**Work to do:**
Give the number of lines that contain the string "title", please, and nothing else.

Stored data
-*-*-

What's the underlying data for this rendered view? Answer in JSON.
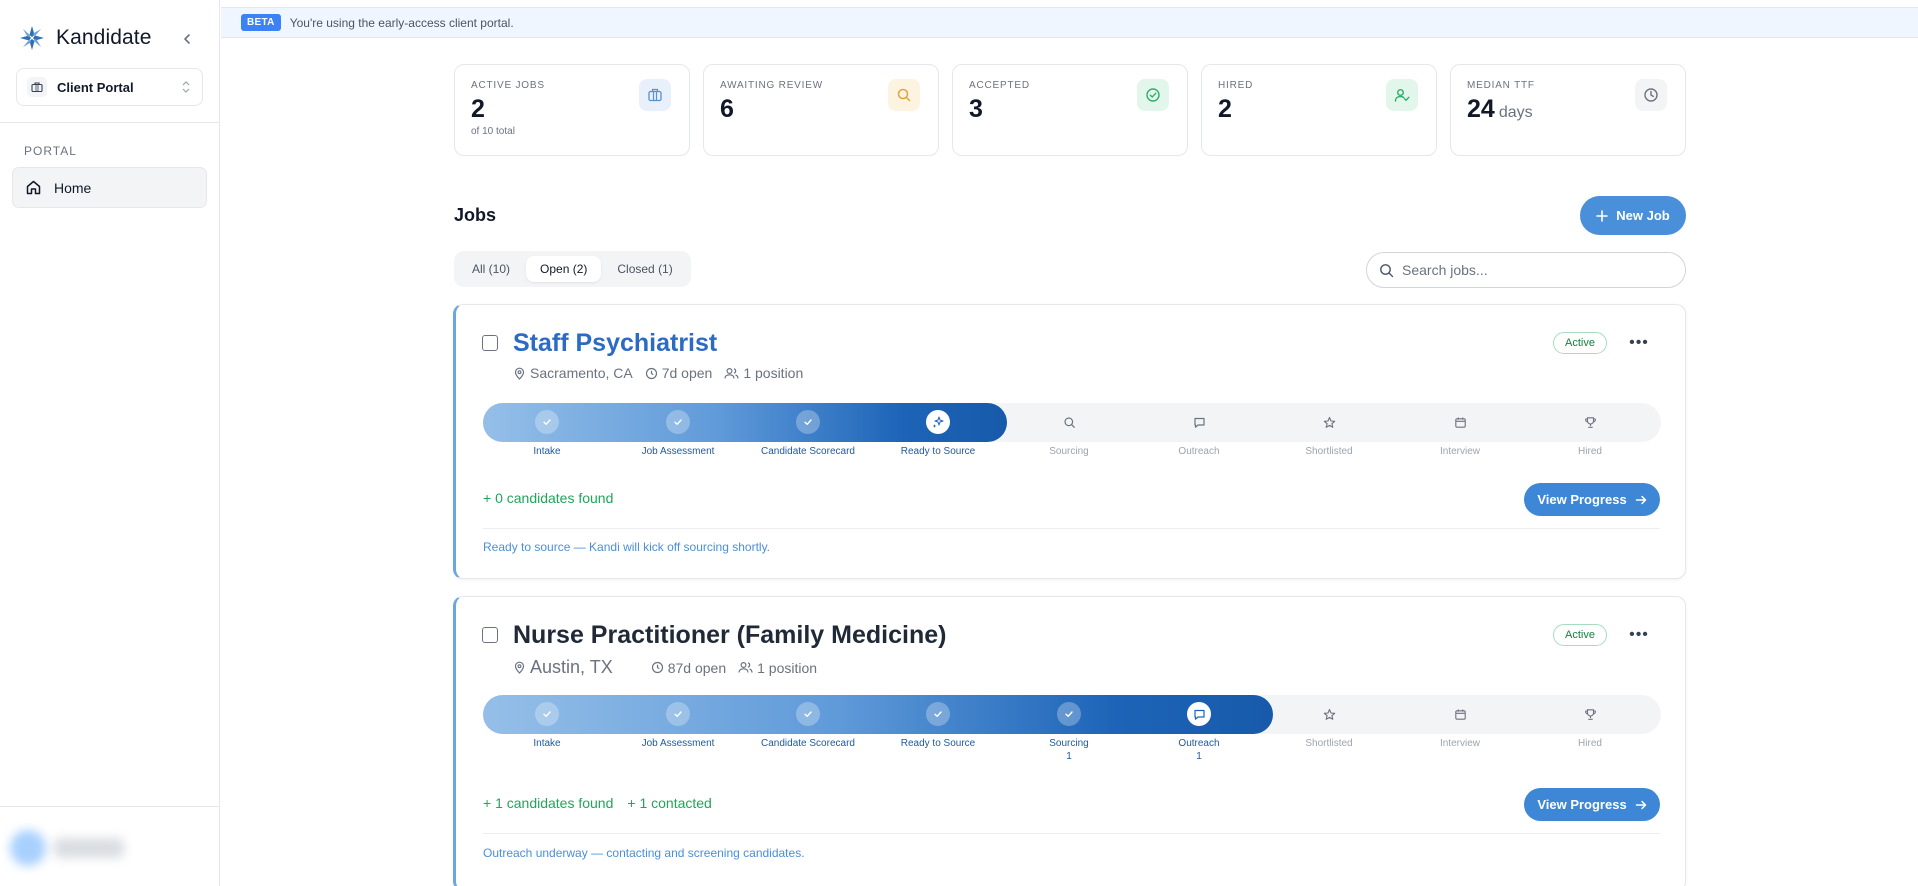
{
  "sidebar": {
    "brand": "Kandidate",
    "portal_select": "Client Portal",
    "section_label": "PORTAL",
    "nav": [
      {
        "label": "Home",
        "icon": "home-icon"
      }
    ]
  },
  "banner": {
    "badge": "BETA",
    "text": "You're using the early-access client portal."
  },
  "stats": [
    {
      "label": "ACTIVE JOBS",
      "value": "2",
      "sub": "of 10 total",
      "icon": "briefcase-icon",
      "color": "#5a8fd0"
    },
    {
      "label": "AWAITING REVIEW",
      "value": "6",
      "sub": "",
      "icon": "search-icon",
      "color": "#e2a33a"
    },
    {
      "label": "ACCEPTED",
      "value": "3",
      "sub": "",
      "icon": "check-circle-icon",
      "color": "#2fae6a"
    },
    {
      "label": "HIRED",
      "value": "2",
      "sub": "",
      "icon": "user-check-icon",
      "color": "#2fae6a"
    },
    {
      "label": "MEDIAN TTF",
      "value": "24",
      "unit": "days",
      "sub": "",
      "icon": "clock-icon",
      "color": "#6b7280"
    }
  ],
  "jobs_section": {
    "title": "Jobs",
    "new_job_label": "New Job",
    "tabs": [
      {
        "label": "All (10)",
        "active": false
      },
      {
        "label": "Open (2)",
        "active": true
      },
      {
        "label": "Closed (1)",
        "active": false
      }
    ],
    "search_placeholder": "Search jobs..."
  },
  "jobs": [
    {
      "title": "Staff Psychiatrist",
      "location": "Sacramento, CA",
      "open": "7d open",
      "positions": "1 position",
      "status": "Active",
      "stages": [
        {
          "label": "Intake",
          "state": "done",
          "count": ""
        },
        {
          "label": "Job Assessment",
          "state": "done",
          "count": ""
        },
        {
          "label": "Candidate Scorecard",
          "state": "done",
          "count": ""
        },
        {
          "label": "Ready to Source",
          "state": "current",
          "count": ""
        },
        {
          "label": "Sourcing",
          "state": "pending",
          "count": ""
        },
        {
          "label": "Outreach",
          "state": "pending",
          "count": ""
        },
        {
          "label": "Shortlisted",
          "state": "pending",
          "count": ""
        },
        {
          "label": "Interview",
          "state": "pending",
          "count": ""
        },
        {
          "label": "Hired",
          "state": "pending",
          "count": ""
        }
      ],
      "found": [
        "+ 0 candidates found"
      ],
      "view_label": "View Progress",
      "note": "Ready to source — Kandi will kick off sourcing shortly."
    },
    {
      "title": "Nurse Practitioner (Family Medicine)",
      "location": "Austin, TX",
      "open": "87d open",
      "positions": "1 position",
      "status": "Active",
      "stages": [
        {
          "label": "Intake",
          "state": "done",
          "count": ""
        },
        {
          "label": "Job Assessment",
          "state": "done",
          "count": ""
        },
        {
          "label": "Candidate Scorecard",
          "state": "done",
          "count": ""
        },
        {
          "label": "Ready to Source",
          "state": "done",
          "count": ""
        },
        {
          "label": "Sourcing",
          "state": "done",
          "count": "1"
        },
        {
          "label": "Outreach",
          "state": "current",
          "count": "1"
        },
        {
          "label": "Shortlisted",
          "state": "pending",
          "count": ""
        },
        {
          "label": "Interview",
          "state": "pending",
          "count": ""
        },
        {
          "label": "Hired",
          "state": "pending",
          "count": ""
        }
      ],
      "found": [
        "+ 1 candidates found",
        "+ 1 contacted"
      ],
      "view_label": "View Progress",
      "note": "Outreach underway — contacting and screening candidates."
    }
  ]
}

-*-*-

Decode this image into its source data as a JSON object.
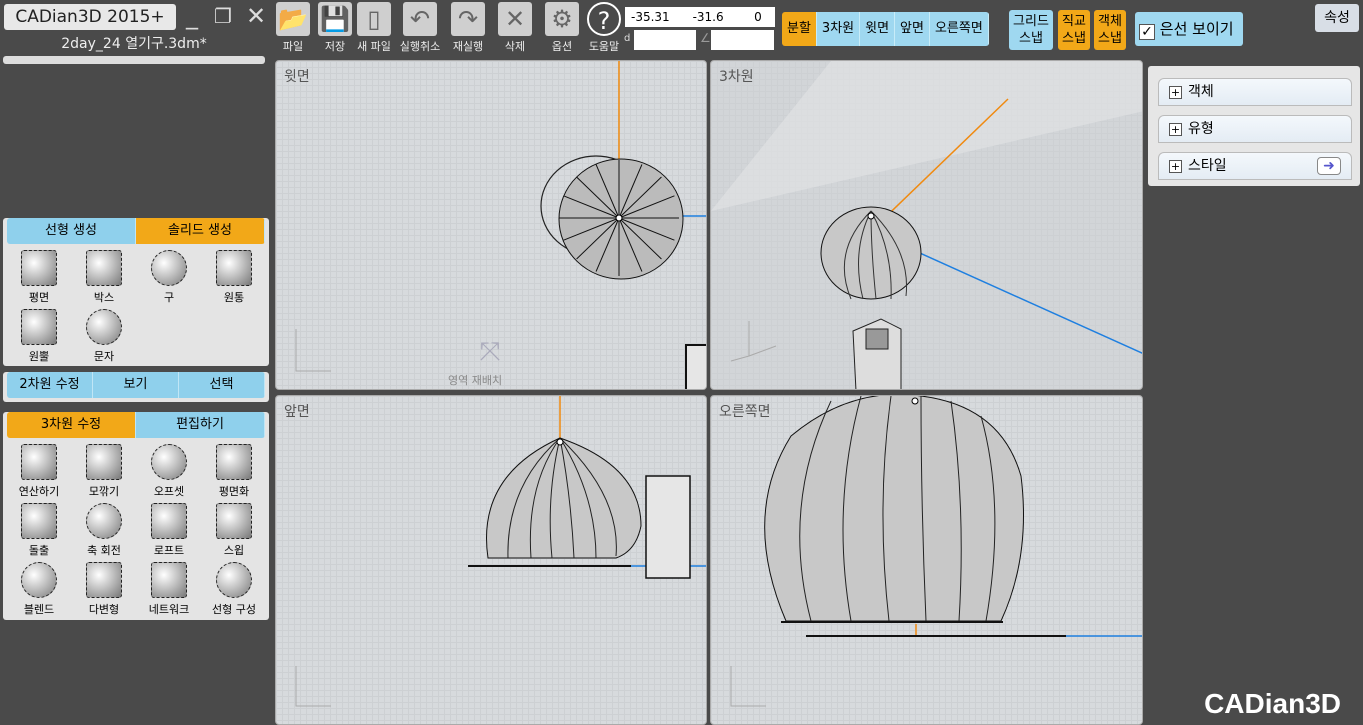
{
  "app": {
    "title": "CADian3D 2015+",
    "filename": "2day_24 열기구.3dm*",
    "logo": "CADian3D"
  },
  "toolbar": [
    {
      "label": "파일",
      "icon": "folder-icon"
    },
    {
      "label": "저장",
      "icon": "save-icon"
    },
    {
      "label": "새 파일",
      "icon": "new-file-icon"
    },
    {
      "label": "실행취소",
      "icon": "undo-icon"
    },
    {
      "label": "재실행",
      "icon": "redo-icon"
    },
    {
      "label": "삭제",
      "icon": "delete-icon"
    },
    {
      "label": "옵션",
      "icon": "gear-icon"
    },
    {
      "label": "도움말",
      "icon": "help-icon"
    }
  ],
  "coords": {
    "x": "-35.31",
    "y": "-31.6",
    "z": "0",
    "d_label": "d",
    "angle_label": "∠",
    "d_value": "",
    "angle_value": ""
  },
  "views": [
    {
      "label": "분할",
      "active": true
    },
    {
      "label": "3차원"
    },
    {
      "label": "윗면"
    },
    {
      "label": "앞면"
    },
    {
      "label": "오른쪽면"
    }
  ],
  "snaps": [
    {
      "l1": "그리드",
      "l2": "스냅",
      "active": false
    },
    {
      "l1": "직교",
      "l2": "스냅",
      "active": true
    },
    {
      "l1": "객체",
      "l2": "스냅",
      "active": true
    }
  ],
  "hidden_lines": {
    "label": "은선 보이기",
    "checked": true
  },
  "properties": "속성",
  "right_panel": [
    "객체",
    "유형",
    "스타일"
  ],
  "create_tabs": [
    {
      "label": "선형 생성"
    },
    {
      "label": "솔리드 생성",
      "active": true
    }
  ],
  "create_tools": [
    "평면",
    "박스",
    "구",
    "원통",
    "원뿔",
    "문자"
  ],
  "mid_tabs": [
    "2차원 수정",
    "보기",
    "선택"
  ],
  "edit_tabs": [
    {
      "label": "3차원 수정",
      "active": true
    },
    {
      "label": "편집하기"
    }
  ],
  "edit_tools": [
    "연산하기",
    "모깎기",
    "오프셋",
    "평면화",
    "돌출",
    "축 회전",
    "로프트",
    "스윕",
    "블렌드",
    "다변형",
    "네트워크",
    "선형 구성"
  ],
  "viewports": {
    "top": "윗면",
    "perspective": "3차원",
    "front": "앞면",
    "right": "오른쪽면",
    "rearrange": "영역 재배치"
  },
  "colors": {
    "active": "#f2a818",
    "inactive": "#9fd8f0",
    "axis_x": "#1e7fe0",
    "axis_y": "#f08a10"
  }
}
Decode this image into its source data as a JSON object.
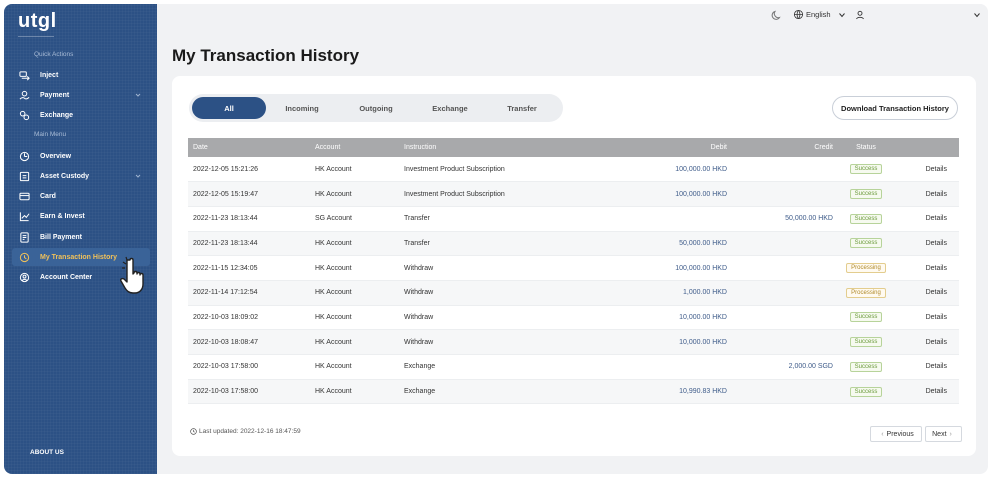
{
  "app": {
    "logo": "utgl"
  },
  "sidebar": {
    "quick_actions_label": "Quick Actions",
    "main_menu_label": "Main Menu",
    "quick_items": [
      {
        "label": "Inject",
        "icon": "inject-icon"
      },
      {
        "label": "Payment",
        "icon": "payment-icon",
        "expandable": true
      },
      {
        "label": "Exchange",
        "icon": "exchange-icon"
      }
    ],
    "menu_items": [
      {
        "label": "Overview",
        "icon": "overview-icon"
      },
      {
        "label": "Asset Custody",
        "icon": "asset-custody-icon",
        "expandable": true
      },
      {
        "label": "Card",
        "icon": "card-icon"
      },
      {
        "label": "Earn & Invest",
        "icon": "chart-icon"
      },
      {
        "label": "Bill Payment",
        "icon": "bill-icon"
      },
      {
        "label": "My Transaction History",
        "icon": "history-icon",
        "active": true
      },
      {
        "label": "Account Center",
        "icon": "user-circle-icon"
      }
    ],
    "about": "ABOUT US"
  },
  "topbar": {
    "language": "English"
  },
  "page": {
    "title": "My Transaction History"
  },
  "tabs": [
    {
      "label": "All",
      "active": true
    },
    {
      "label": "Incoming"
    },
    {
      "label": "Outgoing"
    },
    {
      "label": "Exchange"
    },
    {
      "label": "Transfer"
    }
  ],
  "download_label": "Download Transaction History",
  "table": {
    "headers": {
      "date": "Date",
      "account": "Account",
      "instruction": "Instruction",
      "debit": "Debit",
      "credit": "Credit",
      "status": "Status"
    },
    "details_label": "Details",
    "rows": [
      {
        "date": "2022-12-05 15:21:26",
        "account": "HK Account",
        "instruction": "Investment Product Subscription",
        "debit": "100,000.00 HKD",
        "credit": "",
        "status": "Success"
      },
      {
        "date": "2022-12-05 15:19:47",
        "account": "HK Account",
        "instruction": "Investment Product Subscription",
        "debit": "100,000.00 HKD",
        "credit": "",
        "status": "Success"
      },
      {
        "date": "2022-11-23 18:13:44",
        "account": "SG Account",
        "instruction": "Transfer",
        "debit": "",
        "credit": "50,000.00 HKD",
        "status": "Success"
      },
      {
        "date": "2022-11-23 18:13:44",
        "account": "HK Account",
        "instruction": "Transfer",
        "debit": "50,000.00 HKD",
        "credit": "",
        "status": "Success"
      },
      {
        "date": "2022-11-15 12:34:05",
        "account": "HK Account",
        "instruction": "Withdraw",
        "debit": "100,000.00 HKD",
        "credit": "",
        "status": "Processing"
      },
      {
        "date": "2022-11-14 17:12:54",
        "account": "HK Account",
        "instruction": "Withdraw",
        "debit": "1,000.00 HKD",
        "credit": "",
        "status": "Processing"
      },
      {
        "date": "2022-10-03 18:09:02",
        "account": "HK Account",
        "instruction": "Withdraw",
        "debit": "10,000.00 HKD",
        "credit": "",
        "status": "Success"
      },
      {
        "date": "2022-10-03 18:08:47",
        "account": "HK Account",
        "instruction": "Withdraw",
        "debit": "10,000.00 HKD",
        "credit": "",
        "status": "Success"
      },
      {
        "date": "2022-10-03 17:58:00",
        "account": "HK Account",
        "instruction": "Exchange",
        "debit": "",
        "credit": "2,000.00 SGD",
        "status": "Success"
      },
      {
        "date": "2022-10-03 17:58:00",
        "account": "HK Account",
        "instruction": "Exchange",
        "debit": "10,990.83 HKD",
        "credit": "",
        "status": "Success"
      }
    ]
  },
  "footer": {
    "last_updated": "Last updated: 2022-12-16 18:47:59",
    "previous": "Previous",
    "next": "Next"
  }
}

-*-*-

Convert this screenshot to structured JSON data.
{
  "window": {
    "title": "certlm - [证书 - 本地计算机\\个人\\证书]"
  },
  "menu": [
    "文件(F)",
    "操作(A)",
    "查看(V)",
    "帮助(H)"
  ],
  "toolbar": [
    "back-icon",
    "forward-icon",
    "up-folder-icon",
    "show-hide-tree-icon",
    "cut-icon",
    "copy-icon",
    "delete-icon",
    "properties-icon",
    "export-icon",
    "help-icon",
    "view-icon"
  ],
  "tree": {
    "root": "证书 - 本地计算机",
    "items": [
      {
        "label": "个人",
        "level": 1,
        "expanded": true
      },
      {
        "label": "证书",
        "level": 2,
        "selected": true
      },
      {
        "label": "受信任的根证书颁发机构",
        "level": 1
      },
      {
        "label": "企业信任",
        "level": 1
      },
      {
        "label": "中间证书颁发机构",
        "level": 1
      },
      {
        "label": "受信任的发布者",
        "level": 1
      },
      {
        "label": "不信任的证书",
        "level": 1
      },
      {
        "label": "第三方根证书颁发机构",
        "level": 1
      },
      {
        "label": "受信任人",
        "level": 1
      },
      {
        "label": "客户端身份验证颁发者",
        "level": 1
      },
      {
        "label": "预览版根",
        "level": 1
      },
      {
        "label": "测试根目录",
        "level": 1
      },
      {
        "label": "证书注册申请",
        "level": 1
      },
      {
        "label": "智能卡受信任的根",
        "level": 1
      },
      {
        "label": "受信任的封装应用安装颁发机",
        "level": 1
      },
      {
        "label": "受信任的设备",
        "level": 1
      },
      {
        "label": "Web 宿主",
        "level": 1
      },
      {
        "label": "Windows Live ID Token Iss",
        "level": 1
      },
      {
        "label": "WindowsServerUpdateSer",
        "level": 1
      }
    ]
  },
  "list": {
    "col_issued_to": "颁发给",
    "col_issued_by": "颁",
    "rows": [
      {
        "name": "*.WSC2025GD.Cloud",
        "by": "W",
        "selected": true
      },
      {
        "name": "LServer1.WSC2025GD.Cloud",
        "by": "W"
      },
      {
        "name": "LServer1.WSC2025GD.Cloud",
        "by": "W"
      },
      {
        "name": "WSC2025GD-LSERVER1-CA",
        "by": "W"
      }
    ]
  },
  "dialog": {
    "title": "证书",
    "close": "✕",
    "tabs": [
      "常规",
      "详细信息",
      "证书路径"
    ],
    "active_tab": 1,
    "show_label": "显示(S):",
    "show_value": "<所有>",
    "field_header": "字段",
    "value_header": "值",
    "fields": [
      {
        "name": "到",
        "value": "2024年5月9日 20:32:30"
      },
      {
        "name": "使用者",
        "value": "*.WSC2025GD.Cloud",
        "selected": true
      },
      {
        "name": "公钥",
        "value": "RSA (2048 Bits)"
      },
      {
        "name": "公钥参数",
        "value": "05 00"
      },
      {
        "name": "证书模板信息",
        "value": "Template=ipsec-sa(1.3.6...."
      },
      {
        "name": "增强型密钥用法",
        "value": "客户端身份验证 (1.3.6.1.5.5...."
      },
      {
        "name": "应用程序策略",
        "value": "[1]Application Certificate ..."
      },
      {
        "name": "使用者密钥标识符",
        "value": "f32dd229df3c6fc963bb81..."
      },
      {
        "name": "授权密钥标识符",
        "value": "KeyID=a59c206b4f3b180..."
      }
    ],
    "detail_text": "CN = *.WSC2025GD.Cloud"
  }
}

-*-*-

**Written solution:**
7